BEGIN Quoted passage

Equilibrium between two forms of the lac carrier protein in energized and nonenergized membrane vesicles from Escherichia coli

Abstract

P-Nitrophenyl .alpha.-D-galactopyranoside is a competitive inhibitor of lactose transport in membrane vesicles prepared from E. coli ML 308-225 (Ki [inhibition constant] .simeq. 6.6 .mu.M) but is not accumulated by the vesicles. Binding of p-nitrophenyl .alpha.-D-[6-3H]galactopyranoside to membrane vesicles was measured by flow dialysis. In the presence of D-lactate, ligand binds to the vesicles with a KD [affinity constant] of .apprx. 6 .mu.M, and a total of 2.3 nmol/mg of membrane protein is bound at saturation. In the absence of D-lactate, a small amount of binding can be detected (.apprx. 0.2 nmol/mg of membrane protein) with a similar KD of .simeq. 9 .mu.M. Binding in the presence or absence of D-lactate is dependent upon a functional lac y gene product and upon the structural integrity of the vesicle membrane and is reversed by p-hydroxymercuribenzenesulfonate. Agents such as 2,4-dinitrophenol, carbonyl cyanide m-chlorophenylhydrazone and valinomycin, alone or in combination, abolish D-lactate-dependent binding, but do not affect binding in the absence of electron donors. As previously suggested, the bulk of the lac carrier protein is apparently unable to bind ligand unless the membrane is energized, indicating that a small amount of binding occurs in the absence of energy coupling. The findings are discussed in terms of a model in which the lac carrier protein exists in a state of dynamic equilibrium between 2 forms: a low affinity, cryptic form which predominates in the absence of energy coupling and a high affinity form, accessible from the external surface of the membrane, which predominates in the presence of an electrochemical proton gradient (interior negative and alkaline).

END Quoted passage
BEGIN Data

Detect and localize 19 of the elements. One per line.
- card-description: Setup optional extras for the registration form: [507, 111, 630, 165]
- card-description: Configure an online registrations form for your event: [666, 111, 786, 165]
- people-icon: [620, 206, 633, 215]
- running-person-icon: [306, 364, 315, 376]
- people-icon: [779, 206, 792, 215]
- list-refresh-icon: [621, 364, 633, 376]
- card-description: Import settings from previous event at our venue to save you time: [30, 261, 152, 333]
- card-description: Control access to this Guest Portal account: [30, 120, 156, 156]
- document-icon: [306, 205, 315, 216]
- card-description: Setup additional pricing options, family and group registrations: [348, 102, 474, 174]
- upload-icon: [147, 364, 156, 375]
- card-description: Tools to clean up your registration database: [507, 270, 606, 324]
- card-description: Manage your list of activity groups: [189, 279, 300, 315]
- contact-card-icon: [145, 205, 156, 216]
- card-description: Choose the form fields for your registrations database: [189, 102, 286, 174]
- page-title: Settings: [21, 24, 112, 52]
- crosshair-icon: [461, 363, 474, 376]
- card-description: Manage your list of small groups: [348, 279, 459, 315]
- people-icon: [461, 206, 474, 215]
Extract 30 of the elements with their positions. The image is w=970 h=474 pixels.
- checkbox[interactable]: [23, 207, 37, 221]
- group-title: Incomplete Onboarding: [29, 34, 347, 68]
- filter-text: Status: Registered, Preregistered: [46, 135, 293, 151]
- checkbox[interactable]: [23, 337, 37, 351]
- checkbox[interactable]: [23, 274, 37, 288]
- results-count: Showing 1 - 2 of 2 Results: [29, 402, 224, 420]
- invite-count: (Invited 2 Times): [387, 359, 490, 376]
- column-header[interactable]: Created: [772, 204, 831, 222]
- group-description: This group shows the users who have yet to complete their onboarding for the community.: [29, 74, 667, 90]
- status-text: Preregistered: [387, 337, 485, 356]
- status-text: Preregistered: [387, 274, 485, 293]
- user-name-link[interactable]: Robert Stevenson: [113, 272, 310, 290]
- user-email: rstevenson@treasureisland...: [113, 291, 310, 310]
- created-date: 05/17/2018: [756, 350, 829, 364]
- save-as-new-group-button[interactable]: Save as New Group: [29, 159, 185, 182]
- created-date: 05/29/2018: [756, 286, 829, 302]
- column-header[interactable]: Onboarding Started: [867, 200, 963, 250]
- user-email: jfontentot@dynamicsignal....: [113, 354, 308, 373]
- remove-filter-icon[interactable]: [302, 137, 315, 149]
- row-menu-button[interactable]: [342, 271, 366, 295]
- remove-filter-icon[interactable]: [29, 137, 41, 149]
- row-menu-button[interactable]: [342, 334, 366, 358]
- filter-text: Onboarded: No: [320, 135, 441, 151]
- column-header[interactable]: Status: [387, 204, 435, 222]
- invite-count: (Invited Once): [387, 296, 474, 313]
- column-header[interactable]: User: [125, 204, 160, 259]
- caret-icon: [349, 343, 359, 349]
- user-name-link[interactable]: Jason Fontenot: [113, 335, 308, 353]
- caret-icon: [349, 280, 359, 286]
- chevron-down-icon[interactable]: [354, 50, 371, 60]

END Data

Answer these from the abstract on the lac carrier protein:
(a) By what method was binding of the labeled ligand to the vesicles measured?
(b) How much ligand is bound at saturation in the presence of D-lactate?
(c) Which form of the lac carrier protein predominates in the absence of energy coupling?

#### Output
(a) Flow dialysis.
(b) A total of 2.3 nmol/mg of membrane protein.
(c) A low affinity, cryptic form.